# 7.10 Skills Focus: Selecting, Implementing, and Communicating Inference Procedures

#statisticalinference

#confidenceintervals

#significancetests

written by josh argo image courtesy of: pixabay.com

## Multiple Choice

When given a multiple choice question regarding inferential procedures, it is almost always going to pertain to selecting the correct procedure, interpreting a p-value or drawing a conclusion given a p-value.

### Selecting Correct Procedure

When asked to select a correct procedure, the best way of approaching the problem is to ask yourself 2 questions:

1. Am I dealing with means or proportions?

2. Do I have 1 or 2 samples?

This will help you to determine if you are running a 1/2 sample/prop t/z test/interval.

Those 2 questions are the guiding factor in answering what type of test/interval we will run.

Some special cases to note: when given one sample in an experimental study where every unit receives both treatments, this is a matched pairs t-test, not a 2 sample t test. Also, when dealing with multiple proportions (more than 2), a chi-square test may be necessary.

### Interpreting P-Value

When asked to interpret a p-value, remember that it is the probability of obtaining your given sample from the sampling distribution of that particular sample size, given that the true mean/proportion is what the null hypothesis claims.

Example

In a hypothesis test where the Ho: p=0.2 and the Ha: p<0.2, we collect a sample of 100 where our p-hat is 0.15. Our significance test reveals a p-value of 0.11. Interpret this p-value.

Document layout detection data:
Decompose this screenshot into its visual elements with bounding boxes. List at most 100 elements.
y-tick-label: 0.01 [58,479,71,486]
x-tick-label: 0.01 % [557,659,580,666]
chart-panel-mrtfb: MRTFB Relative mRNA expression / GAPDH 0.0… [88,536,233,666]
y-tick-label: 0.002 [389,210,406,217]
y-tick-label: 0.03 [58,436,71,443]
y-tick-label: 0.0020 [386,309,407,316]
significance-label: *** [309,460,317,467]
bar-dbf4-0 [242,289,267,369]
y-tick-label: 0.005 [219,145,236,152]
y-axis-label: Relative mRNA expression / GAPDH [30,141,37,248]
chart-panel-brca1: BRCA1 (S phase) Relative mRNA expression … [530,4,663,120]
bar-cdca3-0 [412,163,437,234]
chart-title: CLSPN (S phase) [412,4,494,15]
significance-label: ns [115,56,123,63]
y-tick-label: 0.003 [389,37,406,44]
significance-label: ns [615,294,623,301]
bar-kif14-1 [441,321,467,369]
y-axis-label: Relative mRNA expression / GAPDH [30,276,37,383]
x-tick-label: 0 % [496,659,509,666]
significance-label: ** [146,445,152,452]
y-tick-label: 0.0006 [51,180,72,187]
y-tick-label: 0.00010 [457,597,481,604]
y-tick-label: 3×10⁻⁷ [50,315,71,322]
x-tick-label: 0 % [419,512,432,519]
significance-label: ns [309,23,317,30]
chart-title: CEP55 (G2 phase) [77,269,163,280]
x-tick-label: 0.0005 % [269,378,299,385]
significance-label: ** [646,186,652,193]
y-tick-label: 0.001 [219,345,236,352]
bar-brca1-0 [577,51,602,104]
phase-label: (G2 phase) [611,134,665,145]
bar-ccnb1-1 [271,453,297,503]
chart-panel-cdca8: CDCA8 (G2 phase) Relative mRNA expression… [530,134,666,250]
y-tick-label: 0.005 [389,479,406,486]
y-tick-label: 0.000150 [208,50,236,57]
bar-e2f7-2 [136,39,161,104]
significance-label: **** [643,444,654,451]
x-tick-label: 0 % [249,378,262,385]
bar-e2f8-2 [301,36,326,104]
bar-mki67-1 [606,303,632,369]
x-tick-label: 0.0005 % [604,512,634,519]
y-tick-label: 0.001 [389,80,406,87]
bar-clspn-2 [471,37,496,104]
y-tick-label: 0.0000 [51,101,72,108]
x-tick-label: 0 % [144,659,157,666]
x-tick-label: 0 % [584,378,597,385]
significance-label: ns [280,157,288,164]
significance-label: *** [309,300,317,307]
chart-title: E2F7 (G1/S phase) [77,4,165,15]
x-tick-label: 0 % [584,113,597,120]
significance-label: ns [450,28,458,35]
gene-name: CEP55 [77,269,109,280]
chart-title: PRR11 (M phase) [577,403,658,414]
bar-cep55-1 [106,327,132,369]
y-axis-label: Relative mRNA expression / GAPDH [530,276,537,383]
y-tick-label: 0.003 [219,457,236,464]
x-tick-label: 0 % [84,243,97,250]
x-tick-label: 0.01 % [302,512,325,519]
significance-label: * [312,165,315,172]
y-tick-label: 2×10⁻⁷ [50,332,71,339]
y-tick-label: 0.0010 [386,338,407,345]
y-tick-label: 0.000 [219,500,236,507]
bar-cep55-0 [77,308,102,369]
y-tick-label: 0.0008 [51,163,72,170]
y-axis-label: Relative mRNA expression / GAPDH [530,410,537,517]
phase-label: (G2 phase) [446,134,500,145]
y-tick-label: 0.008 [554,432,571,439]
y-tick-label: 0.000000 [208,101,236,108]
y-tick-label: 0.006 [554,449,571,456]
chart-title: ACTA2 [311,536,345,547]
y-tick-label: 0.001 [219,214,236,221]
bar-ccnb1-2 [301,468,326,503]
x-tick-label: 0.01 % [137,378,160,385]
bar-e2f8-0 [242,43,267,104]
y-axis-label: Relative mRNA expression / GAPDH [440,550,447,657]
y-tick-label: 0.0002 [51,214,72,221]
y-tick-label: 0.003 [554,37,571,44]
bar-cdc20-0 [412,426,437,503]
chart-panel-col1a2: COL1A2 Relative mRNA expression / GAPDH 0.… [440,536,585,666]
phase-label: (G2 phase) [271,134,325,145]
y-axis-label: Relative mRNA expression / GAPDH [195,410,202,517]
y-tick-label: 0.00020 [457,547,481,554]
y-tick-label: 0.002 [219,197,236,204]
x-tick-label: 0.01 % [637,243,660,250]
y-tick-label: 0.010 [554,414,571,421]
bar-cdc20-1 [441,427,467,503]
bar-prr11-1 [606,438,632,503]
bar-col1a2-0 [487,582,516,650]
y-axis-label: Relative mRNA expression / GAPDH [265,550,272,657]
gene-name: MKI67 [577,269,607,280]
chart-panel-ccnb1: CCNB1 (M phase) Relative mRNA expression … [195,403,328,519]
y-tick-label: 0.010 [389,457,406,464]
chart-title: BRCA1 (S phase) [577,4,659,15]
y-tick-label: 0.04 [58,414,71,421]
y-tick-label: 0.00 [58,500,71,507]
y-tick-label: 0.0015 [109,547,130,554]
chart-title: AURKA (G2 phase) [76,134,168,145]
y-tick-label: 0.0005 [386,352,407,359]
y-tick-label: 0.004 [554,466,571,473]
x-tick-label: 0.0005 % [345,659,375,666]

BRIEF: Edit the inference-procedures text, giving everything from "### Interpreting P-Value" down to "null hypothesis claims." again with "sample size" changed to "number of observations". These rows are not needed for the tasks.

FINISHED EXERCISE:
### Interpreting P-Value

When asked to interpret a p-value, remember that it is the probability of obtaining your given sample from the sampling distribution of that particular number of observations, given that the true mean/proportion is what the null hypothesis claims.